== Written exercise ==
Write out the full set of records exactly. Any pictures in them do not belong in the copy.

== Dataset ==
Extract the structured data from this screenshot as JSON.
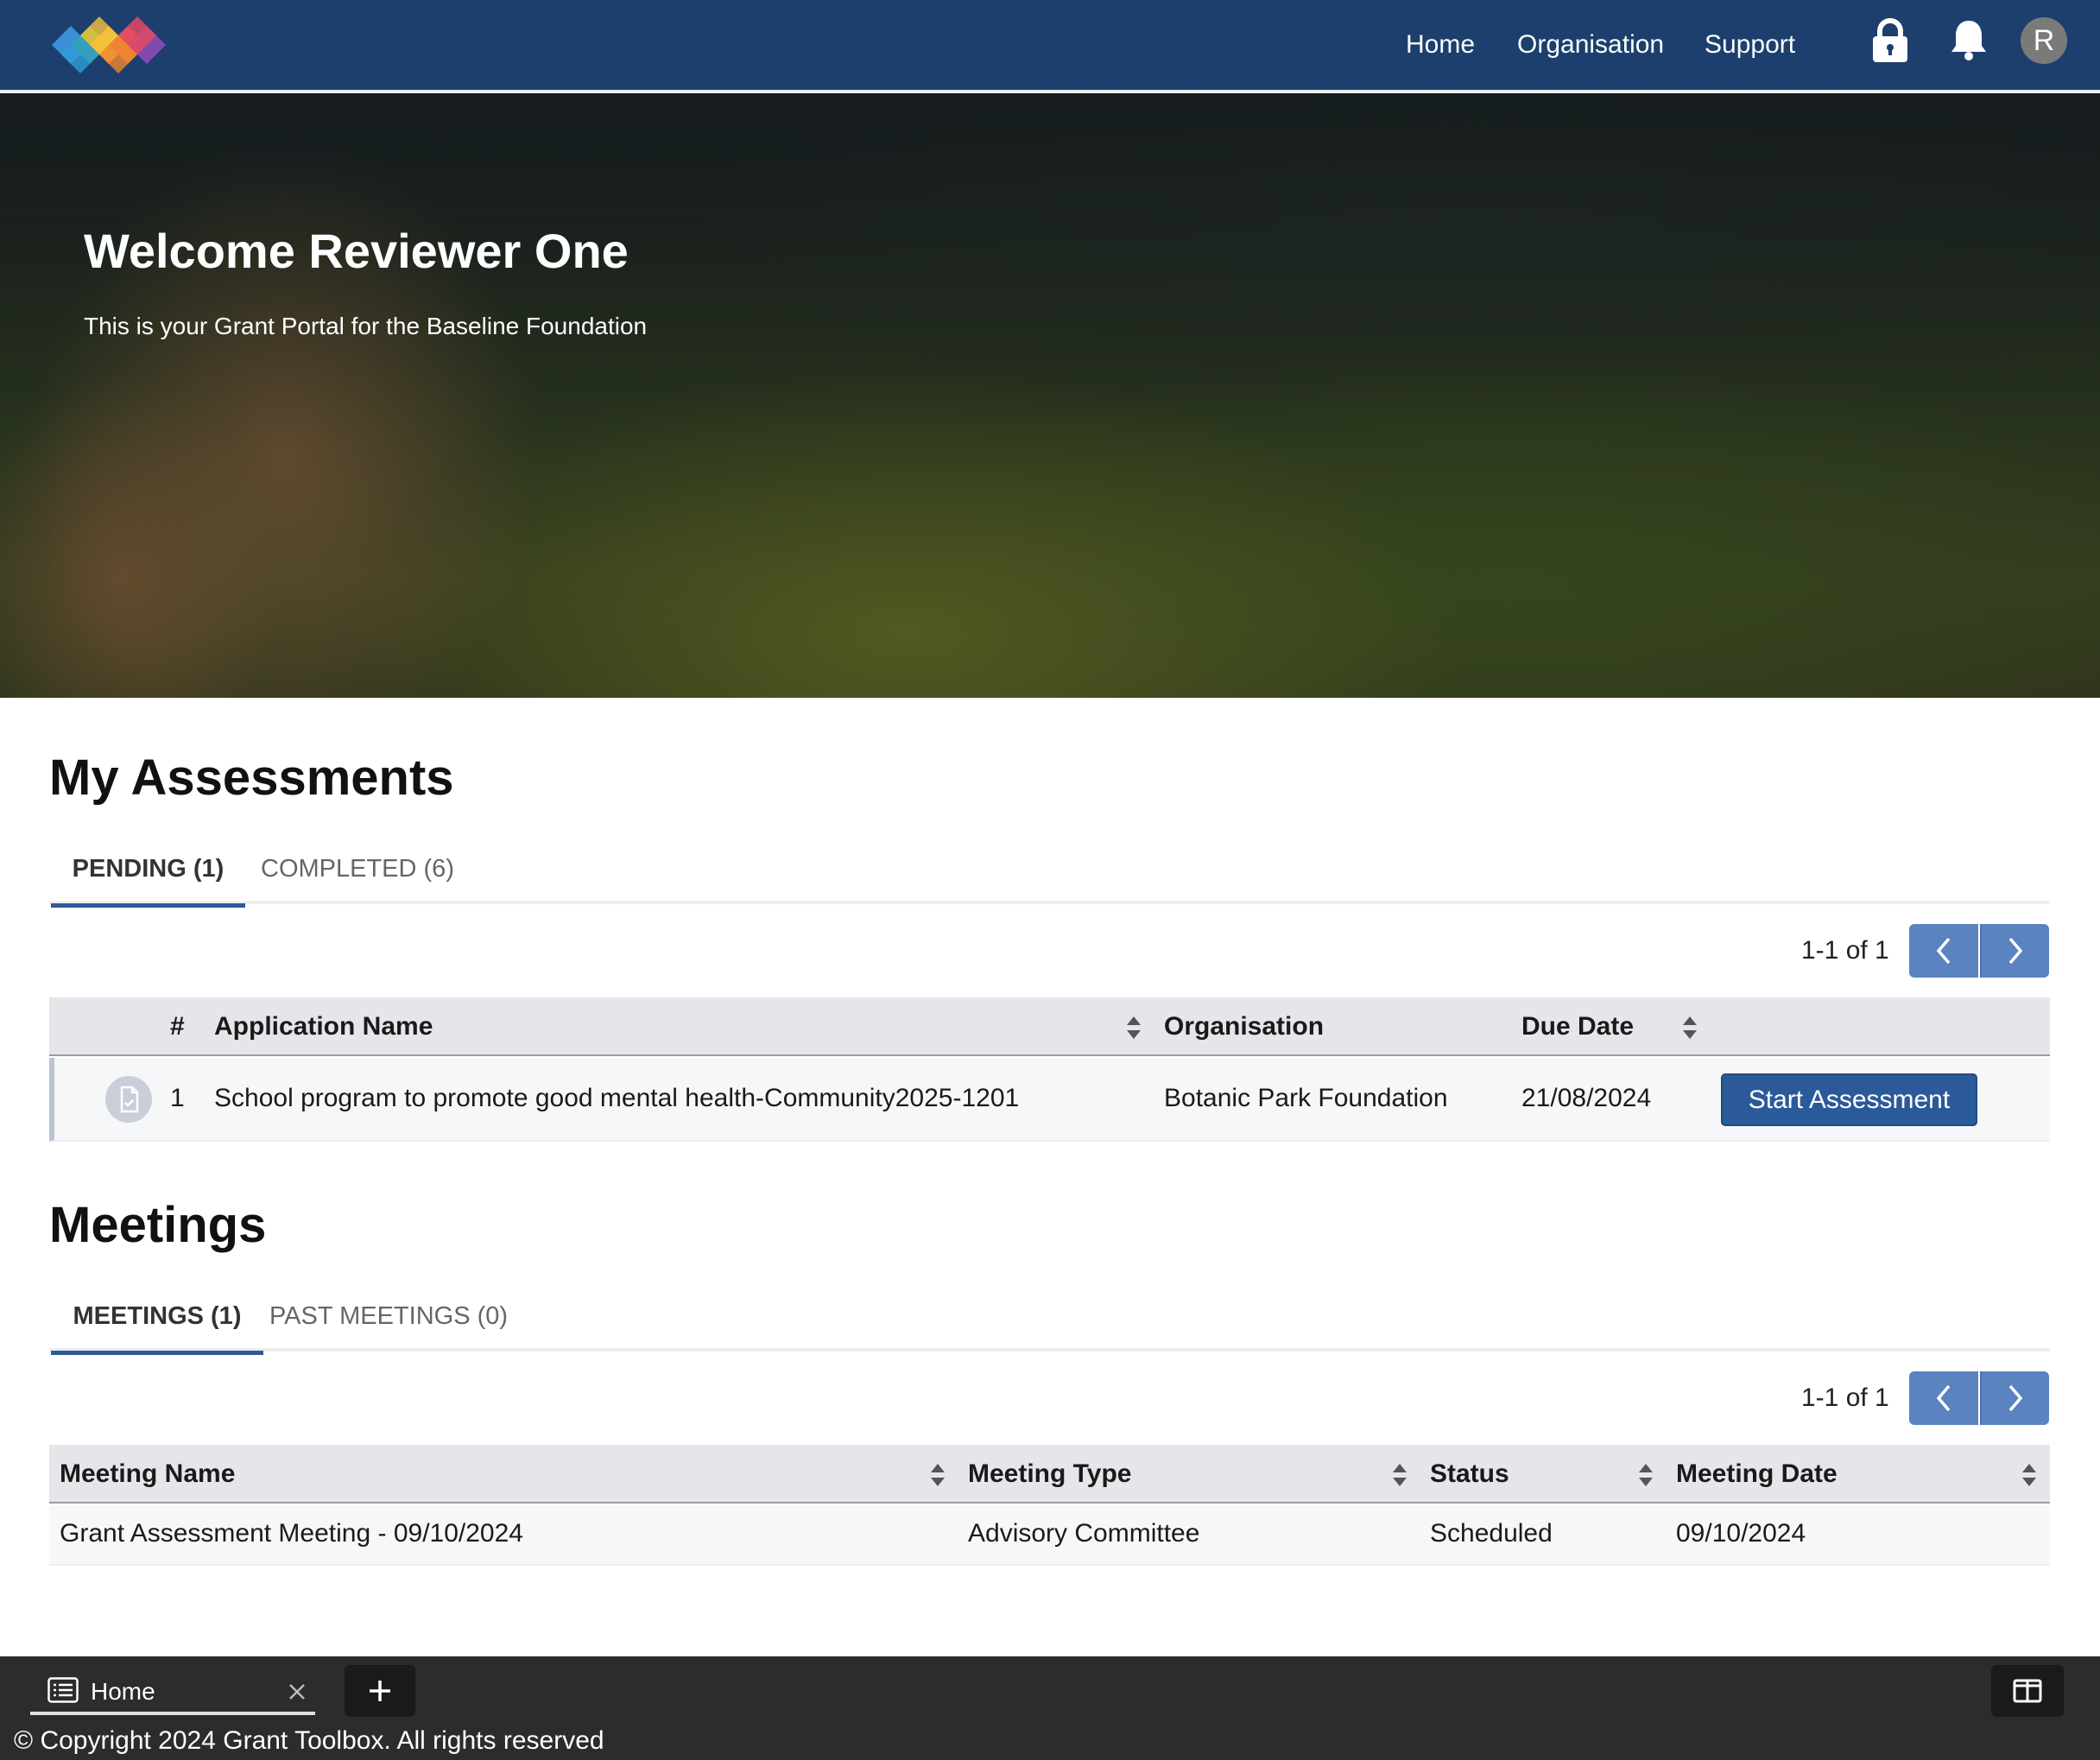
{
  "nav": {
    "links": [
      "Home",
      "Organisation",
      "Support"
    ],
    "avatar_initial": "R",
    "brand_colors": [
      "#3a8fd6",
      "#4caf50",
      "#f5b82e",
      "#ef6c3a",
      "#e24a63",
      "#8e4bb5"
    ]
  },
  "hero": {
    "title": "Welcome Reviewer One",
    "subtitle": "This is your Grant Portal for the Baseline Foundation"
  },
  "assessments": {
    "title": "My Assessments",
    "tabs": [
      {
        "label": "PENDING (1)",
        "active": true
      },
      {
        "label": "COMPLETED (6)",
        "active": false
      }
    ],
    "pager": "1-1 of 1",
    "columns": [
      "#",
      "Application Name",
      "Organisation",
      "Due Date"
    ],
    "rows": [
      {
        "num": "1",
        "application_name": "School program to promote good mental health-Community2025-1201",
        "organisation": "Botanic Park Foundation",
        "due_date": "21/08/2024",
        "action": "Start Assessment"
      }
    ]
  },
  "meetings": {
    "title": "Meetings",
    "tabs": [
      {
        "label": "MEETINGS (1)",
        "active": true
      },
      {
        "label": "PAST MEETINGS (0)",
        "active": false
      }
    ],
    "pager": "1-1 of 1",
    "columns": [
      "Meeting Name",
      "Meeting Type",
      "Status",
      "Meeting Date"
    ],
    "rows": [
      {
        "meeting_name": "Grant Assessment Meeting - 09/10/2024",
        "meeting_type": "Advisory Committee",
        "status": "Scheduled",
        "meeting_date": "09/10/2024"
      }
    ]
  },
  "footer": {
    "tab_label": "Home",
    "copyright": "© Copyright 2024 Grant Toolbox. All rights reserved"
  },
  "colors": {
    "header_bg": "#1d3f6e",
    "primary_button": "#2b5a9a",
    "pager_button": "#5a83bf",
    "footer_bg": "#2c2c2c"
  },
  "icons": [
    "brand-logo",
    "lock-icon",
    "bell-icon",
    "document-icon",
    "sort-icon",
    "chevron-left-icon",
    "chevron-right-icon",
    "list-icon",
    "close-icon",
    "plus-icon",
    "split-view-icon"
  ]
}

== Answer in full ==
Extract the structured data from this screenshot as JSON.
{
  "nav": {
    "links": [
      "Home",
      "Organisation",
      "Support"
    ],
    "avatar_initial": "R",
    "brand_colors": [
      "#3a8fd6",
      "#4caf50",
      "#f5b82e",
      "#ef6c3a",
      "#e24a63",
      "#8e4bb5"
    ]
  },
  "hero": {
    "title": "Welcome Reviewer One",
    "subtitle": "This is your Grant Portal for the Baseline Foundation"
  },
  "assessments": {
    "title": "My Assessments",
    "tabs": [
      {
        "label": "PENDING (1)",
        "active": true
      },
      {
        "label": "COMPLETED (6)",
        "active": false
      }
    ],
    "pager": "1-1 of 1",
    "columns": [
      "#",
      "Application Name",
      "Organisation",
      "Due Date"
    ],
    "rows": [
      {
        "num": "1",
        "application_name": "School program to promote good mental health-Community2025-1201",
        "organisation": "Botanic Park Foundation",
        "due_date": "21/08/2024",
        "action": "Start Assessment"
      }
    ]
  },
  "meetings": {
    "title": "Meetings",
    "tabs": [
      {
        "label": "MEETINGS (1)",
        "active": true
      },
      {
        "label": "PAST MEETINGS (0)",
        "active": false
      }
    ],
    "pager": "1-1 of 1",
    "columns": [
      "Meeting Name",
      "Meeting Type",
      "Status",
      "Meeting Date"
    ],
    "rows": [
      {
        "meeting_name": "Grant Assessment Meeting - 09/10/2024",
        "meeting_type": "Advisory Committee",
        "status": "Scheduled",
        "meeting_date": "09/10/2024"
      }
    ]
  },
  "footer": {
    "tab_label": "Home",
    "copyright": "© Copyright 2024 Grant Toolbox. All rights reserved"
  },
  "colors": {
    "header_bg": "#1d3f6e",
    "primary_button": "#2b5a9a",
    "pager_button": "#5a83bf",
    "footer_bg": "#2c2c2c"
  },
  "icons": [
    "brand-logo",
    "lock-icon",
    "bell-icon",
    "document-icon",
    "sort-icon",
    "chevron-left-icon",
    "chevron-right-icon",
    "list-icon",
    "close-icon",
    "plus-icon",
    "split-view-icon"
  ]
}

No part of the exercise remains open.